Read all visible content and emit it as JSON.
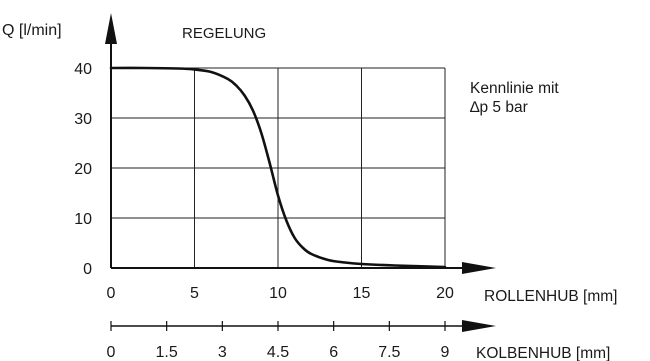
{
  "chart_data": {
    "type": "line",
    "title": "REGELUNG",
    "ylabel": "Q [l/min]",
    "xlabel": "ROLLENHUB [mm]",
    "x2label": "KOLBENHUB [mm]",
    "annotation_line1": "Kennlinie mit",
    "annotation_line2": "∆p 5 bar",
    "xlim": [
      0,
      20
    ],
    "ylim": [
      0,
      40
    ],
    "x_ticks": [
      0,
      5,
      10,
      15,
      20
    ],
    "x_tick_labels": [
      "0",
      "5",
      "10",
      "15",
      "20"
    ],
    "y_ticks": [
      0,
      10,
      20,
      30,
      40
    ],
    "y_tick_labels": [
      "0",
      "10",
      "20",
      "30",
      "40"
    ],
    "x2_ticks": [
      0,
      1.5,
      3,
      4.5,
      6,
      7.5,
      9
    ],
    "x2_tick_labels": [
      "0",
      "1.5",
      "3",
      "4.5",
      "6",
      "7.5",
      "9"
    ],
    "x2lim": [
      0,
      9
    ],
    "grid": true,
    "series": [
      {
        "x": [
          0,
          2,
          4,
          5,
          6,
          7,
          7.5,
          8,
          8.5,
          9,
          9.5,
          10,
          10.5,
          11,
          11.5,
          12,
          13,
          14,
          15,
          17,
          20
        ],
        "y": [
          40,
          40,
          39.9,
          39.7,
          39.2,
          37.8,
          36.5,
          34.5,
          31.5,
          27,
          21,
          14.5,
          9.5,
          6,
          4,
          2.8,
          1.6,
          1.1,
          0.8,
          0.5,
          0.2
        ]
      }
    ],
    "colors": {
      "line": "#111111",
      "axis": "#111111",
      "grid": "#222222"
    }
  }
}
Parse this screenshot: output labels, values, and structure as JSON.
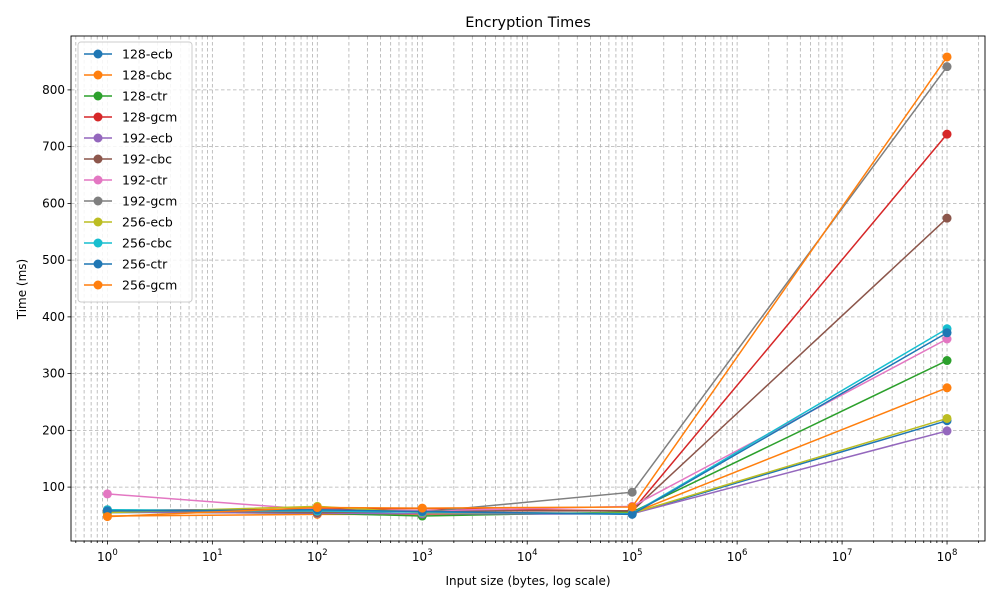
{
  "chart_data": {
    "type": "line",
    "title": "Encryption Times",
    "xlabel": "Input size (bytes, log scale)",
    "ylabel": "Time (ms)",
    "xscale": "log",
    "x": [
      1,
      100,
      1000,
      100000,
      100000000
    ],
    "xlim": [
      0.45,
      230000000
    ],
    "ylim": [
      5,
      895
    ],
    "x_ticks": [
      {
        "value": 1,
        "base": "10",
        "exp": "0"
      },
      {
        "value": 10,
        "base": "10",
        "exp": "1"
      },
      {
        "value": 100,
        "base": "10",
        "exp": "2"
      },
      {
        "value": 1000,
        "base": "10",
        "exp": "3"
      },
      {
        "value": 10000,
        "base": "10",
        "exp": "4"
      },
      {
        "value": 100000,
        "base": "10",
        "exp": "5"
      },
      {
        "value": 1000000,
        "base": "10",
        "exp": "6"
      },
      {
        "value": 10000000,
        "base": "10",
        "exp": "7"
      },
      {
        "value": 100000000,
        "base": "10",
        "exp": "8"
      }
    ],
    "y_ticks": [
      {
        "value": 100,
        "label": "100"
      },
      {
        "value": 200,
        "label": "200"
      },
      {
        "value": 300,
        "label": "300"
      },
      {
        "value": 400,
        "label": "400"
      },
      {
        "value": 500,
        "label": "500"
      },
      {
        "value": 600,
        "label": "600"
      },
      {
        "value": 700,
        "label": "700"
      },
      {
        "value": 800,
        "label": "800"
      }
    ],
    "grid": true,
    "grid_style": "dashed, major and minor",
    "legend_position": "top-left",
    "series": [
      {
        "name": "128-ecb",
        "color": "#1f77b4",
        "values": [
          55,
          57,
          52,
          53,
          217
        ]
      },
      {
        "name": "128-cbc",
        "color": "#ff7f0e",
        "values": [
          49,
          52,
          52,
          54,
          275
        ]
      },
      {
        "name": "128-ctr",
        "color": "#2ca02c",
        "values": [
          56,
          54,
          49,
          56,
          323
        ]
      },
      {
        "name": "128-gcm",
        "color": "#d62728",
        "values": [
          59,
          61,
          62,
          58,
          722
        ]
      },
      {
        "name": "192-ecb",
        "color": "#9467bd",
        "values": [
          56,
          54,
          53,
          53,
          199
        ]
      },
      {
        "name": "192-cbc",
        "color": "#8c564b",
        "values": [
          60,
          55,
          58,
          58,
          574
        ]
      },
      {
        "name": "192-ctr",
        "color": "#e377c2",
        "values": [
          88,
          60,
          58,
          66,
          361
        ]
      },
      {
        "name": "192-gcm",
        "color": "#7f7f7f",
        "values": [
          57,
          57,
          56,
          91,
          841
        ]
      },
      {
        "name": "256-ecb",
        "color": "#bcbd22",
        "values": [
          55,
          66,
          55,
          54,
          221
        ]
      },
      {
        "name": "256-cbc",
        "color": "#17becf",
        "values": [
          60,
          58,
          56,
          53,
          379
        ]
      },
      {
        "name": "256-ctr",
        "color": "#1f77b4",
        "values": [
          58,
          60,
          57,
          52,
          372
        ]
      },
      {
        "name": "256-gcm",
        "color": "#ff7f0e",
        "values": [
          48,
          64,
          63,
          65,
          858
        ]
      }
    ]
  }
}
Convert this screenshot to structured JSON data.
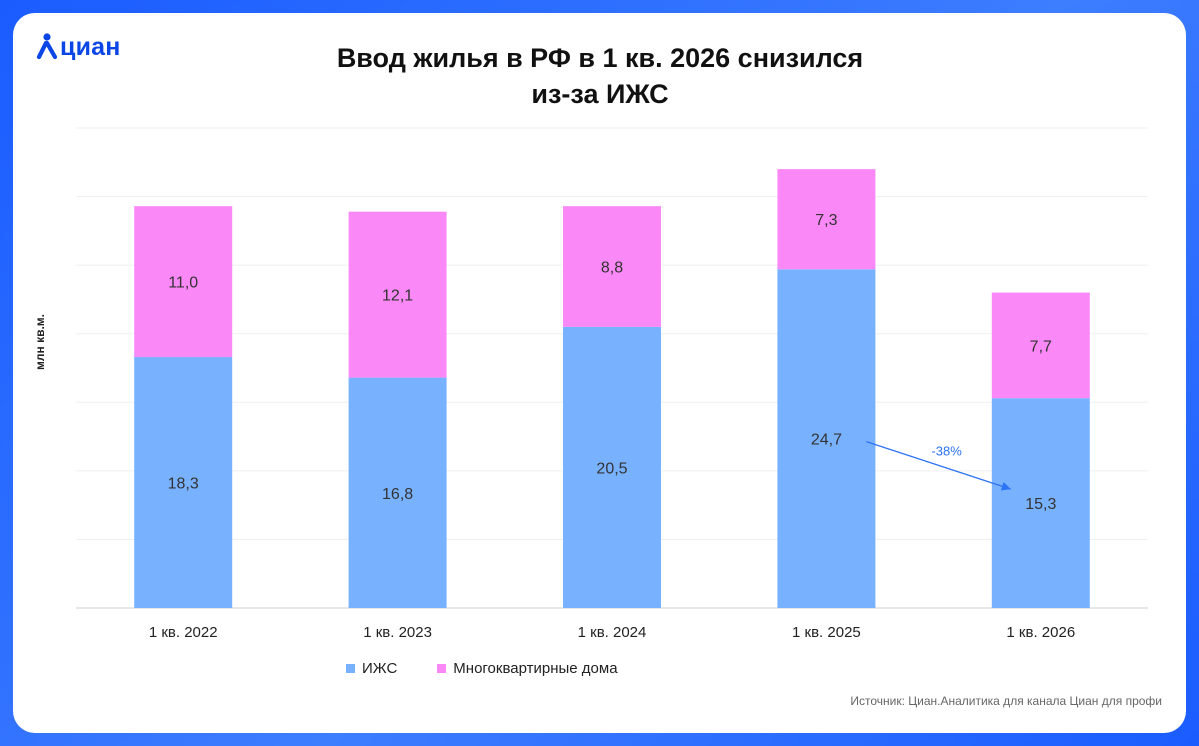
{
  "logo": {
    "text": "циан"
  },
  "chart_data": {
    "type": "bar",
    "stacked": true,
    "title": "Ввод жилья в РФ в 1 кв. 2026 снизился из-за ИЖС",
    "title_lines": [
      "Ввод жилья в РФ в 1 кв. 2026 снизился",
      "из-за ИЖС"
    ],
    "ylabel": "млн кв.м.",
    "xlabel": "",
    "categories": [
      "1 кв. 2022",
      "1 кв. 2023",
      "1 кв. 2024",
      "1 кв. 2025",
      "1 кв. 2026"
    ],
    "series": [
      {
        "name": "ИЖС",
        "color": "#78b2ff",
        "values": [
          18.3,
          16.8,
          20.5,
          24.7,
          15.3
        ],
        "labels": [
          "18,3",
          "16,8",
          "20,5",
          "24,7",
          "15,3"
        ]
      },
      {
        "name": "Многоквартирные дома",
        "color": "#fa88f6",
        "values": [
          11.0,
          12.1,
          8.8,
          7.3,
          7.7
        ],
        "labels": [
          "11,0",
          "12,1",
          "8,8",
          "7,3",
          "7,7"
        ]
      }
    ],
    "ylim": [
      0,
      35
    ],
    "grid": true,
    "legend_position": "bottom-left",
    "annotation": {
      "text": "-38%",
      "from_category": "1 кв. 2025",
      "to_category": "1 кв. 2026",
      "series": "ИЖС",
      "color": "#2d73f5"
    }
  },
  "source": "Источник: Циан.Аналитика для канала Циан для профи"
}
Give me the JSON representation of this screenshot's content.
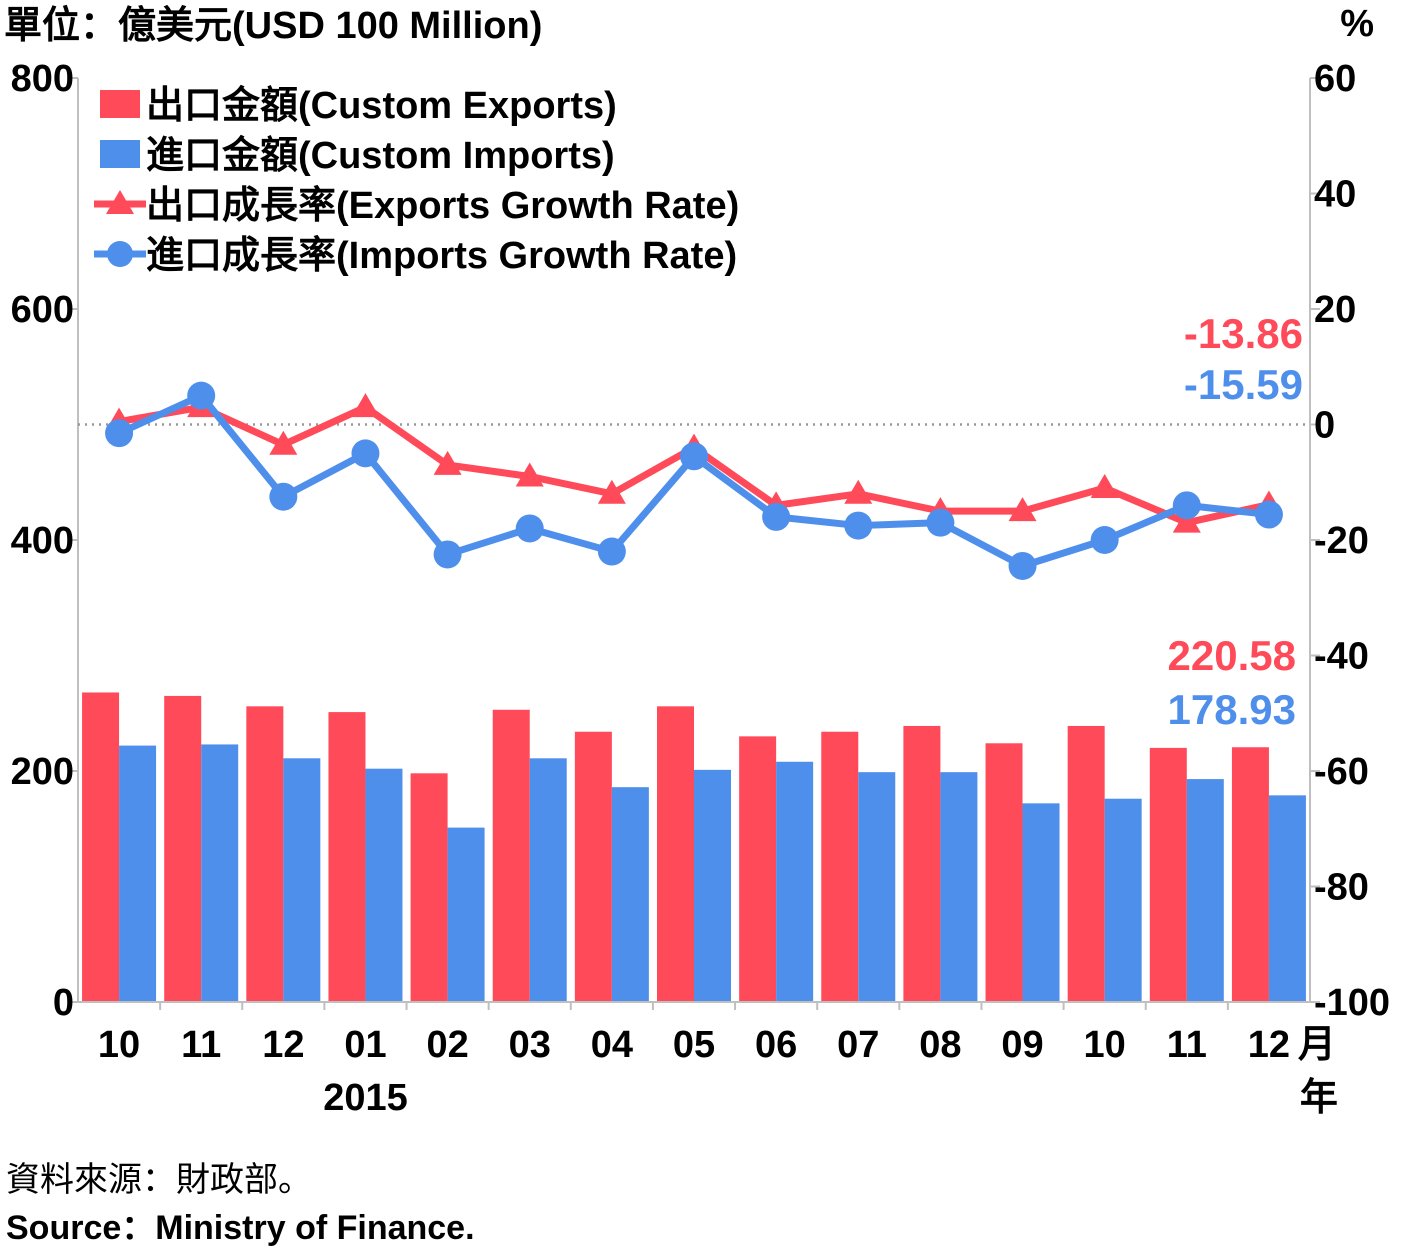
{
  "chart_data": {
    "type": "bar+line",
    "left_axis_label": "單位：億美元(USD 100 Million)",
    "right_axis_label": "%",
    "left_ylim": [
      0,
      800
    ],
    "left_ticks": [
      "0",
      "200",
      "400",
      "600",
      "800"
    ],
    "right_ylim": [
      -100,
      60
    ],
    "right_ticks": [
      "-100",
      "-80",
      "-60",
      "-40",
      "-20",
      "0",
      "20",
      "40",
      "60"
    ],
    "categories": [
      "10",
      "11",
      "12",
      "01",
      "02",
      "03",
      "04",
      "05",
      "06",
      "07",
      "08",
      "09",
      "10",
      "11",
      "12"
    ],
    "month_unit": "月",
    "year_label": "2015",
    "year_unit": "年",
    "year_start_index": 3,
    "colors": {
      "exports": "#ff4a5a",
      "imports": "#4f8fec"
    },
    "series": [
      {
        "name": "出口金額(Custom Exports)",
        "kind": "bar",
        "axis": "left",
        "color": "#ff4a5a",
        "values": [
          268,
          265,
          256,
          251,
          198,
          253,
          234,
          256,
          230,
          234,
          239,
          224,
          239,
          220,
          220.58
        ]
      },
      {
        "name": "進口金額(Custom Imports)",
        "kind": "bar",
        "axis": "left",
        "color": "#4f8fec",
        "values": [
          222,
          223,
          211,
          202,
          151,
          211,
          186,
          201,
          208,
          199,
          199,
          172,
          176,
          193,
          178.93
        ]
      },
      {
        "name": "出口成長率(Exports Growth Rate)",
        "kind": "line",
        "marker": "triangle",
        "axis": "right",
        "color": "#ff4a5a",
        "values": [
          0.5,
          3,
          -3.5,
          3,
          -7,
          -9,
          -12,
          -4,
          -14,
          -12,
          -15,
          -15,
          -11,
          -17,
          -13.86
        ]
      },
      {
        "name": "進口成長率(Imports Growth Rate)",
        "kind": "line",
        "marker": "circle",
        "axis": "right",
        "color": "#4f8fec",
        "values": [
          -1.5,
          5,
          -12.5,
          -5,
          -22.5,
          -18,
          -22,
          -5.5,
          -16,
          -17.5,
          -17,
          -24.5,
          -20,
          -14,
          -15.59
        ]
      }
    ],
    "annotations": {
      "exports_growth_last": "-13.86",
      "imports_growth_last": "-15.59",
      "exports_last": "220.58",
      "imports_last": "178.93"
    },
    "reference_line": 0,
    "legend_position": "top-left"
  },
  "source": {
    "zh": "資料來源：財政部。",
    "en": "Source：Ministry of Finance."
  }
}
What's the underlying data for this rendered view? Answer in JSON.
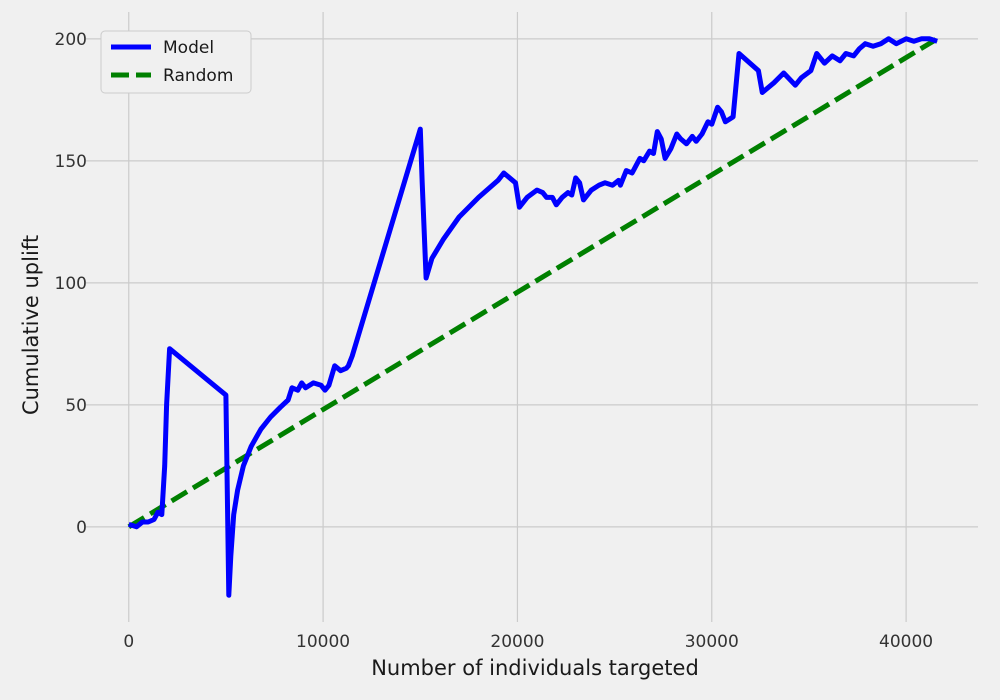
{
  "chart_data": {
    "type": "line",
    "title": "",
    "xlabel": "Number of individuals targeted",
    "ylabel": "Cumulative uplift",
    "xlim": [
      -2200,
      43700
    ],
    "ylim": [
      -39,
      211
    ],
    "xticks": [
      0,
      10000,
      20000,
      30000,
      40000
    ],
    "yticks": [
      0,
      50,
      100,
      150,
      200
    ],
    "grid": true,
    "legend_position": "top-left",
    "series": [
      {
        "name": "Model",
        "color": "#0000ff",
        "style": "solid",
        "x": [
          0,
          400,
          700,
          1000,
          1300,
          1500,
          1700,
          1850,
          1950,
          2100,
          5000,
          5150,
          5250,
          5400,
          5600,
          5900,
          6300,
          6800,
          7300,
          7800,
          8200,
          8400,
          8700,
          8900,
          9100,
          9500,
          9900,
          10100,
          10300,
          10600,
          10900,
          11200,
          11300,
          11500,
          15000,
          15100,
          15300,
          15600,
          16200,
          17000,
          18000,
          19000,
          19300,
          19600,
          19900,
          20100,
          20500,
          21000,
          21300,
          21500,
          21800,
          22000,
          22300,
          22600,
          22800,
          23000,
          23200,
          23400,
          23800,
          24200,
          24500,
          24900,
          25200,
          25300,
          25600,
          25900,
          26100,
          26300,
          26500,
          26800,
          27000,
          27200,
          27400,
          27600,
          27900,
          28200,
          28400,
          28700,
          29000,
          29200,
          29500,
          29800,
          30000,
          30300,
          30500,
          30700,
          31100,
          31400,
          32400,
          32600,
          33200,
          33700,
          34300,
          34600,
          35100,
          35400,
          35800,
          36200,
          36600,
          36900,
          37300,
          37600,
          37900,
          38300,
          38700,
          39100,
          39500,
          40000,
          40400,
          40800,
          41200,
          41600
        ],
        "y": [
          1,
          0,
          2,
          2,
          3,
          6,
          5,
          25,
          50,
          73,
          54,
          -28,
          -12,
          5,
          15,
          25,
          33,
          40,
          45,
          49,
          52,
          57,
          56,
          59,
          57,
          59,
          58,
          56,
          58,
          66,
          64,
          65,
          66,
          70,
          163,
          141,
          102,
          110,
          118,
          127,
          135,
          142,
          145,
          143,
          141,
          131,
          135,
          138,
          137,
          135,
          135,
          132,
          135,
          137,
          136,
          143,
          141,
          134,
          138,
          140,
          141,
          140,
          142,
          140,
          146,
          145,
          148,
          151,
          150,
          154,
          153,
          162,
          159,
          151,
          155,
          161,
          159,
          157,
          160,
          158,
          161,
          166,
          165,
          172,
          170,
          166,
          168,
          194,
          187,
          178,
          182,
          186,
          181,
          184,
          187,
          194,
          190,
          193,
          191,
          194,
          193,
          196,
          198,
          197,
          198,
          200,
          198,
          200,
          199,
          200,
          200,
          199
        ]
      },
      {
        "name": "Random",
        "color": "#008000",
        "style": "dashed",
        "x": [
          0,
          41600
        ],
        "y": [
          0,
          200
        ]
      }
    ]
  }
}
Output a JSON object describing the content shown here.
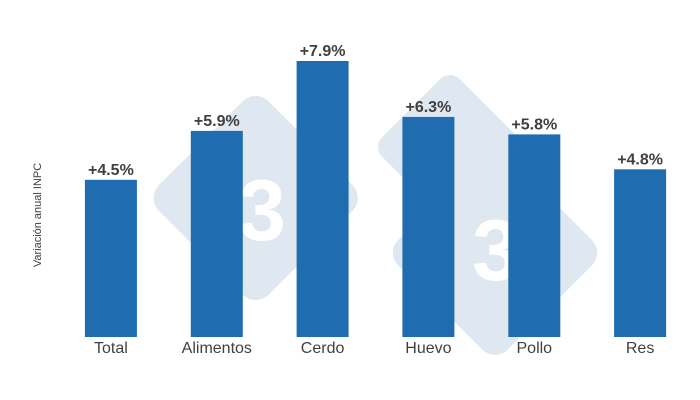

■ ■ ■

> _EXERCISE AIM_
List the lines of the material in which the word "content" occurs.

> _FINAL RESULT_
Read all visible content and emit it as JSON.
Give me the JSON representation of this screenshot's content.
Output a JSON object describing the content shown here.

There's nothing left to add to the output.